What you are asked to do: The records that follow are to be repeated without alteration.

Data items:
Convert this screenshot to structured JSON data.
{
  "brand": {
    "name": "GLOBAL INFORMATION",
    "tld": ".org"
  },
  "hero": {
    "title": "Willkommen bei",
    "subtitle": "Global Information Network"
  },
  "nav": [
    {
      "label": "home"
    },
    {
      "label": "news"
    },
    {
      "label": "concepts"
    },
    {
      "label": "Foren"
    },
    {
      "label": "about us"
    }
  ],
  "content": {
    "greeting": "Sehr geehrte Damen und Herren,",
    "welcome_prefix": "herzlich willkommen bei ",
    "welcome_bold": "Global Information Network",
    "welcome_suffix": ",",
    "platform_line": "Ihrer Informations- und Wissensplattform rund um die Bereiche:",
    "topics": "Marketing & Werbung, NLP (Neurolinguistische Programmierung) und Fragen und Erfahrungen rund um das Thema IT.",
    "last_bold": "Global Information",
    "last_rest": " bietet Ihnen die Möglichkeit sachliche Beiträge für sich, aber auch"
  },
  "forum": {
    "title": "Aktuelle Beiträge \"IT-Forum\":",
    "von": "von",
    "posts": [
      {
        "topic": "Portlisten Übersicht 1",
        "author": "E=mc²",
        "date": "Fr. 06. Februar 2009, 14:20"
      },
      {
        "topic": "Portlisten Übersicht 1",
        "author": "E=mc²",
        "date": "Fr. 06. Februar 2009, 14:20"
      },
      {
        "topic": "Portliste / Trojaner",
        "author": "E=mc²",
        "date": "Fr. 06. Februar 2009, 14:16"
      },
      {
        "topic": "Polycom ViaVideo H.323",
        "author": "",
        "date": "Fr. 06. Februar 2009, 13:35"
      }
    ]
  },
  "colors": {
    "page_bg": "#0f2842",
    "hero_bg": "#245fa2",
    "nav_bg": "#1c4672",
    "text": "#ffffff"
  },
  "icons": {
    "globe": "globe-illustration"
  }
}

In response:
Convert this screenshot to structured JSON data.
{
  "brand": {
    "name": "GLOBAL INFORMATION",
    "tld": ".org"
  },
  "hero": {
    "title": "Willkommen bei",
    "subtitle": "Global Information Network"
  },
  "nav": [
    {
      "label": "home"
    },
    {
      "label": "news"
    },
    {
      "label": "concepts"
    },
    {
      "label": "Foren"
    },
    {
      "label": "about us"
    }
  ],
  "content": {
    "greeting": "Sehr geehrte Damen und Herren,",
    "welcome_prefix": "herzlich willkommen bei ",
    "welcome_bold": "Global Information Network",
    "welcome_suffix": ",",
    "platform_line": "Ihrer Informations- und Wissensplattform rund um die Bereiche:",
    "topics": "Marketing & Werbung, NLP (Neurolinguistische Programmierung) und Fragen und Erfahrungen rund um das Thema IT.",
    "last_bold": "Global Information",
    "last_rest": " bietet Ihnen die Möglichkeit sachliche Beiträge für sich, aber auch"
  },
  "forum": {
    "title": "Aktuelle Beiträge \"IT-Forum\":",
    "von": "von",
    "posts": [
      {
        "topic": "Portlisten Übersicht 1",
        "author": "E=mc²",
        "date": "Fr. 06. Februar 2009, 14:20"
      },
      {
        "topic": "Portlisten Übersicht 1",
        "author": "E=mc²",
        "date": "Fr. 06. Februar 2009, 14:20"
      },
      {
        "topic": "Portliste / Trojaner",
        "author": "E=mc²",
        "date": "Fr. 06. Februar 2009, 14:16"
      },
      {
        "topic": "Polycom ViaVideo H.323",
        "author": "",
        "date": "Fr. 06. Februar 2009, 13:35"
      }
    ]
  },
  "colors": {
    "page_bg": "#0f2842",
    "hero_bg": "#245fa2",
    "nav_bg": "#1c4672",
    "text": "#ffffff"
  },
  "icons": {
    "globe": "globe-illustration"
  }
}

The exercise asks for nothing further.